_Data to process_
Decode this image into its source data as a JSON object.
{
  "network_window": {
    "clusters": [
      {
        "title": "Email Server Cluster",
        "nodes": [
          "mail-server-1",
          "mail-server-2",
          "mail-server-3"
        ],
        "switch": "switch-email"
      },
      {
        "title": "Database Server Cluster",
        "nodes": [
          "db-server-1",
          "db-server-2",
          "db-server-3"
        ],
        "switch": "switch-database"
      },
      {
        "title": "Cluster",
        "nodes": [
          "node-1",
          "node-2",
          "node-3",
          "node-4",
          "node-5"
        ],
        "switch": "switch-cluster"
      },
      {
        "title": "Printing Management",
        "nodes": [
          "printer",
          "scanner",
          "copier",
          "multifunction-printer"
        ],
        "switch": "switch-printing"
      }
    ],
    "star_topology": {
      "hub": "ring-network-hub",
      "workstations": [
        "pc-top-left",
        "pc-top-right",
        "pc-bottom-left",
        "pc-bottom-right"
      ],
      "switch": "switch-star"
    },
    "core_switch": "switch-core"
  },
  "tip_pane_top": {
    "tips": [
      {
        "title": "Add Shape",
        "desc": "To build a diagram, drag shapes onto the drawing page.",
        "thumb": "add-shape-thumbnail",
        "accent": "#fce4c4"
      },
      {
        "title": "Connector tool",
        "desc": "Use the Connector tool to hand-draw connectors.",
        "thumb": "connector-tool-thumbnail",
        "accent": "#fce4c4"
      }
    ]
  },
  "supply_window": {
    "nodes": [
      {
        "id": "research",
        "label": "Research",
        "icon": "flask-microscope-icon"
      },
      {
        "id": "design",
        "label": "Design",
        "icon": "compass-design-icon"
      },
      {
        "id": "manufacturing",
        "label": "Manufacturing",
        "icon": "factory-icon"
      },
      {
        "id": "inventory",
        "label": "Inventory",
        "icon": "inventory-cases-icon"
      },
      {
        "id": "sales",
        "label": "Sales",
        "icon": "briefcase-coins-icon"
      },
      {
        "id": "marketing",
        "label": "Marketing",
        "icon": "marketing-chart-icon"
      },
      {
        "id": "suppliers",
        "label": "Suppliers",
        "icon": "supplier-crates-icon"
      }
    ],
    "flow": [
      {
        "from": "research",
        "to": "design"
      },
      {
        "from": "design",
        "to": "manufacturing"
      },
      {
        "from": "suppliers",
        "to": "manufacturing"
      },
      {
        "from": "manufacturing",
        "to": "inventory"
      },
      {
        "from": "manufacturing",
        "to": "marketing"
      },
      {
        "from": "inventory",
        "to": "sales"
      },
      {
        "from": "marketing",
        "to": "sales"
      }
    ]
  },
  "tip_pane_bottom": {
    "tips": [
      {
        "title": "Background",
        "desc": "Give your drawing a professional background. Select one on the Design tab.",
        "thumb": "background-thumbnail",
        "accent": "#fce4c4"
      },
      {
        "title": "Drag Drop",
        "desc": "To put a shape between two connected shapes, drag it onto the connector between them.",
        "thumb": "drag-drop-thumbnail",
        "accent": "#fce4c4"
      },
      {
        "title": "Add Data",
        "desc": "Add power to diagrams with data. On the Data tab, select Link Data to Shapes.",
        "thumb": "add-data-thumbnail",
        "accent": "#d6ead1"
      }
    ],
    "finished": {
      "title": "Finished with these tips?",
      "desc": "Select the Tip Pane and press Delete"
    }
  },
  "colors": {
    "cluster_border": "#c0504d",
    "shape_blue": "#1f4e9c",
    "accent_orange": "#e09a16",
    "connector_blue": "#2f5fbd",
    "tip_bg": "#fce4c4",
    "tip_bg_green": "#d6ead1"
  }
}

_What to work on_
Retype the listing. Match it exactly.

_Solution to this task_
Decode this image into its source data as a JSON object.
{
  "network_window": {
    "clusters": [
      {
        "title": "Email Server Cluster",
        "nodes": [
          "mail-server-1",
          "mail-server-2",
          "mail-server-3"
        ],
        "switch": "switch-email"
      },
      {
        "title": "Database Server Cluster",
        "nodes": [
          "db-server-1",
          "db-server-2",
          "db-server-3"
        ],
        "switch": "switch-database"
      },
      {
        "title": "Cluster",
        "nodes": [
          "node-1",
          "node-2",
          "node-3",
          "node-4",
          "node-5"
        ],
        "switch": "switch-cluster"
      },
      {
        "title": "Printing Management",
        "nodes": [
          "printer",
          "scanner",
          "copier",
          "multifunction-printer"
        ],
        "switch": "switch-printing"
      }
    ],
    "star_topology": {
      "hub": "ring-network-hub",
      "workstations": [
        "pc-top-left",
        "pc-top-right",
        "pc-bottom-left",
        "pc-bottom-right"
      ],
      "switch": "switch-star"
    },
    "core_switch": "switch-core"
  },
  "tip_pane_top": {
    "tips": [
      {
        "title": "Add Shape",
        "desc": "To build a diagram, drag shapes onto the drawing page.",
        "thumb": "add-shape-thumbnail",
        "accent": "#fce4c4"
      },
      {
        "title": "Connector tool",
        "desc": "Use the Connector tool to hand-draw connectors.",
        "thumb": "connector-tool-thumbnail",
        "accent": "#fce4c4"
      }
    ]
  },
  "supply_window": {
    "nodes": [
      {
        "id": "research",
        "label": "Research",
        "icon": "flask-microscope-icon"
      },
      {
        "id": "design",
        "label": "Design",
        "icon": "compass-design-icon"
      },
      {
        "id": "manufacturing",
        "label": "Manufacturing",
        "icon": "factory-icon"
      },
      {
        "id": "inventory",
        "label": "Inventory",
        "icon": "inventory-cases-icon"
      },
      {
        "id": "sales",
        "label": "Sales",
        "icon": "briefcase-coins-icon"
      },
      {
        "id": "marketing",
        "label": "Marketing",
        "icon": "marketing-chart-icon"
      },
      {
        "id": "suppliers",
        "label": "Suppliers",
        "icon": "supplier-crates-icon"
      }
    ],
    "flow": [
      {
        "from": "research",
        "to": "design"
      },
      {
        "from": "design",
        "to": "manufacturing"
      },
      {
        "from": "suppliers",
        "to": "manufacturing"
      },
      {
        "from": "manufacturing",
        "to": "inventory"
      },
      {
        "from": "manufacturing",
        "to": "marketing"
      },
      {
        "from": "inventory",
        "to": "sales"
      },
      {
        "from": "marketing",
        "to": "sales"
      }
    ]
  },
  "tip_pane_bottom": {
    "tips": [
      {
        "title": "Background",
        "desc": "Give your drawing a professional background. Select one on the Design tab.",
        "thumb": "background-thumbnail",
        "accent": "#fce4c4"
      },
      {
        "title": "Drag Drop",
        "desc": "To put a shape between two connected shapes, drag it onto the connector between them.",
        "thumb": "drag-drop-thumbnail",
        "accent": "#fce4c4"
      },
      {
        "title": "Add Data",
        "desc": "Add power to diagrams with data. On the Data tab, select Link Data to Shapes.",
        "thumb": "add-data-thumbnail",
        "accent": "#d6ead1"
      }
    ],
    "finished": {
      "title": "Finished with these tips?",
      "desc": "Select the Tip Pane and press Delete"
    }
  },
  "colors": {
    "cluster_border": "#c0504d",
    "shape_blue": "#1f4e9c",
    "accent_orange": "#e09a16",
    "connector_blue": "#2f5fbd",
    "tip_bg": "#fce4c4",
    "tip_bg_green": "#d6ead1"
  }
}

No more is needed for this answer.